--- Begin Excerpted data ---
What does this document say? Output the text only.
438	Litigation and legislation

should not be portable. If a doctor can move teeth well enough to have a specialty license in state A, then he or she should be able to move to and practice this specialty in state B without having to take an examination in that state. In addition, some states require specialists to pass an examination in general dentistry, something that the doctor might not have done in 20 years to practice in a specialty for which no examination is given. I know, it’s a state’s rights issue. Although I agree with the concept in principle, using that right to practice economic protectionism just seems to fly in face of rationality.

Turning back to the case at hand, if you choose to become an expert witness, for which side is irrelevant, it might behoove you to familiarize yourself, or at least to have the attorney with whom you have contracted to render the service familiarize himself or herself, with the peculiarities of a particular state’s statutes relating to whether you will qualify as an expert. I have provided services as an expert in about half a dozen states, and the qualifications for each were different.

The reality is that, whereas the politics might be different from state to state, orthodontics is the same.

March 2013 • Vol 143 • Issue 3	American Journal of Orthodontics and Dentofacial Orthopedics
--- End Excerpted data ---
**What you are asked to do:**
Write out the records above again, keeping each one identical to the original.

**In response:**
What does this document say? Output the text only.
438	Litigation and legislation

should not be portable. If a doctor can move teeth well enough to have a specialty license in state A, then he or she should be able to move to and practice this specialty in state B without having to take an examination in that state. In addition, some states require specialists to pass an examination in general dentistry, something that the doctor might not have done in 20 years to practice in a specialty for which no examination is given. I know, it’s a state’s rights issue. Although I agree with the concept in principle, using that right to practice economic protectionism just seems to fly in face of rationality.

Turning back to the case at hand, if you choose to become an expert witness, for which side is irrelevant, it might behoove you to familiarize yourself, or at least to have the attorney with whom you have contracted to render the service familiarize himself or herself, with the peculiarities of a particular state’s statutes relating to whether you will qualify as an expert. I have provided services as an expert in about half a dozen states, and the qualifications for each were different.

The reality is that, whereas the politics might be different from state to state, orthodontics is the same.

March 2013 • Vol 143 • Issue 3	American Journal of Orthodontics and Dentofacial Orthopedics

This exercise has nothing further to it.